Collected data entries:
================================

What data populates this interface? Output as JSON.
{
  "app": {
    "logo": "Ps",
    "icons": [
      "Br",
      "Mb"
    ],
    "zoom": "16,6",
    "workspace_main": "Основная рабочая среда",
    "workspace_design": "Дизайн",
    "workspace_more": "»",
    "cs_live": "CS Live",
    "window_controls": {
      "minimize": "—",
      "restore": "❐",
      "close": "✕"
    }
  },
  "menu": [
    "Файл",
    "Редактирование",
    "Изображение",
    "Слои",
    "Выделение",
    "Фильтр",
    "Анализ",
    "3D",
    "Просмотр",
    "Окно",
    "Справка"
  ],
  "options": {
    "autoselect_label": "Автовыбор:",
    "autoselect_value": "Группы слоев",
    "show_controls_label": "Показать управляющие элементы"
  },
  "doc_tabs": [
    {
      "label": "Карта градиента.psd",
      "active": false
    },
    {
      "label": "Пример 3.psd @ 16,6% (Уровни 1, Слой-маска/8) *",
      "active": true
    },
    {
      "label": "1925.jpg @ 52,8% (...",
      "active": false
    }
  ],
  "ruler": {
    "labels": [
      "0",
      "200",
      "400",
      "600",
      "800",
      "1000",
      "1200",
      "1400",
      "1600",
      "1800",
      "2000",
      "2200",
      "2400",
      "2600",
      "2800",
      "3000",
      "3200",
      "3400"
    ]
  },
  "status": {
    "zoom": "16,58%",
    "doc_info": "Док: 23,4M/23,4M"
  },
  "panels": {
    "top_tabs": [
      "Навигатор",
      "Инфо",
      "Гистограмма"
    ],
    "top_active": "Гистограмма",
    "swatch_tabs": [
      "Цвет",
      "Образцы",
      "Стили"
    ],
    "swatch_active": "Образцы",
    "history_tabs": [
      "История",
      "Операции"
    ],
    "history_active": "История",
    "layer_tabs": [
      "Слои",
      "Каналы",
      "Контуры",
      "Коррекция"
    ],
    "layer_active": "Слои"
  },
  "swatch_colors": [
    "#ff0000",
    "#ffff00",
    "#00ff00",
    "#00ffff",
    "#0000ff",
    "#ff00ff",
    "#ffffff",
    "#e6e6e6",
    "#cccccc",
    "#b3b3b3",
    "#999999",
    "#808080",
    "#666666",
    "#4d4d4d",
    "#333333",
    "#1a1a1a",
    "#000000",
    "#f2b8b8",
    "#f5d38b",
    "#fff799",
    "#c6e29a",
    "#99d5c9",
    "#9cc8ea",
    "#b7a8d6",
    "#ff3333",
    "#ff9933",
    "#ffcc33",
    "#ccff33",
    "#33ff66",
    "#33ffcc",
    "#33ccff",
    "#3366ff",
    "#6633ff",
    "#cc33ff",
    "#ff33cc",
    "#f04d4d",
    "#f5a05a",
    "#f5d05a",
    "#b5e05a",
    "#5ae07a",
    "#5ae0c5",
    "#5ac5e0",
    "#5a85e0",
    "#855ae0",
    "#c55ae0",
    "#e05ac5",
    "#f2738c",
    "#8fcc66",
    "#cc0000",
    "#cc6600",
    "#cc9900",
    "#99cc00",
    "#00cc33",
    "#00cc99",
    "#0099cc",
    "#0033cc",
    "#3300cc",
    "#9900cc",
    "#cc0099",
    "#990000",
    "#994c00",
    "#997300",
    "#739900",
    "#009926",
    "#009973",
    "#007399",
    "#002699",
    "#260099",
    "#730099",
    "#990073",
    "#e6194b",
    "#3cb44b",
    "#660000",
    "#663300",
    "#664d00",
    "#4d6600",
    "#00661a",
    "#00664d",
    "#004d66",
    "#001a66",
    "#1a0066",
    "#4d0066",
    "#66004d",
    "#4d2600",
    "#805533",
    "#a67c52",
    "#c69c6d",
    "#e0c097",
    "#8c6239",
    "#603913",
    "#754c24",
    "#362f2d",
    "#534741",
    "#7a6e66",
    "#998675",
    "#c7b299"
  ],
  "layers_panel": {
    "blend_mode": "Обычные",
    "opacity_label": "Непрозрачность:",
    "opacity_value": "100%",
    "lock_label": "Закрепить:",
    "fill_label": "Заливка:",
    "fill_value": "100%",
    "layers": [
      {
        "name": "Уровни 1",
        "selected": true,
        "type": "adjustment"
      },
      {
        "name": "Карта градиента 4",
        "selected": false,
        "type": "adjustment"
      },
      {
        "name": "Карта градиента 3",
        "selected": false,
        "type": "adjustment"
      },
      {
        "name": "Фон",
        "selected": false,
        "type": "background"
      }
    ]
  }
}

================================

◆ WHAT YOU ARE ASKED TO DO: Show all lines from the data above in which the word "Гистограмма" appears.

◆ SOLUTION:
      "Гистограмма"
    "top_active": "Гистограмма",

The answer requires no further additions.